** BEGIN Input material **

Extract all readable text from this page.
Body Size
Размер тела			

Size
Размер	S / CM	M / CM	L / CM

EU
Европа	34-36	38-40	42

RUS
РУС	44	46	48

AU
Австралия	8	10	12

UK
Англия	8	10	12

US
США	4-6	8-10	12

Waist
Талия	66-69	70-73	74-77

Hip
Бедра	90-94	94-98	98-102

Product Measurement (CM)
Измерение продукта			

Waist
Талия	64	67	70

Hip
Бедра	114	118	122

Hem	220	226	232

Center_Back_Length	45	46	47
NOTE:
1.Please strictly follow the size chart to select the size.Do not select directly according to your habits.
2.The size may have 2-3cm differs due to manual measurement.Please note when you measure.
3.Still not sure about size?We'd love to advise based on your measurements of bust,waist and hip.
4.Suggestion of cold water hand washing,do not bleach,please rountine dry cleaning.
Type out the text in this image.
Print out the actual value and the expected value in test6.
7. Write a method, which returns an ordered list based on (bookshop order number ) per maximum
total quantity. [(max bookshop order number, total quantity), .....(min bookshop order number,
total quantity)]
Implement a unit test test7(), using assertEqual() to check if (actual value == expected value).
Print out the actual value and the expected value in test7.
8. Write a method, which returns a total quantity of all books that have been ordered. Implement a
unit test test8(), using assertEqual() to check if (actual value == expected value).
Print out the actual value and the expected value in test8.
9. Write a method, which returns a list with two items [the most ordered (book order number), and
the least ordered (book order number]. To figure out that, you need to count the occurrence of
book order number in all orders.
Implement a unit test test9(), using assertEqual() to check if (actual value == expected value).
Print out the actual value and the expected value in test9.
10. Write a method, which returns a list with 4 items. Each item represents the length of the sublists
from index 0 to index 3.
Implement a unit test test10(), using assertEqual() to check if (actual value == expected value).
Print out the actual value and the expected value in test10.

** END Input material **

Directions for this task: Transcribe the whole listing exactly.

Solved exercise:
Extract all readable text from this page.
Body Size
Размер тела			

Size
Размер	S / CM	M / CM	L / CM

EU
Европа	34-36	38-40	42

RUS
РУС	44	46	48

AU
Австралия	8	10	12

UK
Англия	8	10	12

US
США	4-6	8-10	12

Waist
Талия	66-69	70-73	74-77

Hip
Бедра	90-94	94-98	98-102

Product Measurement (CM)
Измерение продукта			

Waist
Талия	64	67	70

Hip
Бедра	114	118	122

Hem	220	226	232

Center_Back_Length	45	46	47
NOTE:
1.Please strictly follow the size chart to select the size.Do not select directly according to your habits.
2.The size may have 2-3cm differs due to manual measurement.Please note when you measure.
3.Still not sure about size?We'd love to advise based on your measurements of bust,waist and hip.
4.Suggestion of cold water hand washing,do not bleach,please rountine dry cleaning.
Type out the text in this image.
Print out the actual value and the expected value in test6.
7. Write a method, which returns an ordered list based on (bookshop order number ) per maximum
total quantity. [(max bookshop order number, total quantity), .....(min bookshop order number,
total quantity)]
Implement a unit test test7(), using assertEqual() to check if (actual value == expected value).
Print out the actual value and the expected value in test7.
8. Write a method, which returns a total quantity of all books that have been ordered. Implement a
unit test test8(), using assertEqual() to check if (actual value == expected value).
Print out the actual value and the expected value in test8.
9. Write a method, which returns a list with two items [the most ordered (book order number), and
the least ordered (book order number]. To figure out that, you need to count the occurrence of
book order number in all orders.
Implement a unit test test9(), using assertEqual() to check if (actual value == expected value).
Print out the actual value and the expected value in test9.
10. Write a method, which returns a list with 4 items. Each item represents the length of the sublists
from index 0 to index 3.
Implement a unit test test10(), using assertEqual() to check if (actual value == expected value).
Print out the actual value and the expected value in test10.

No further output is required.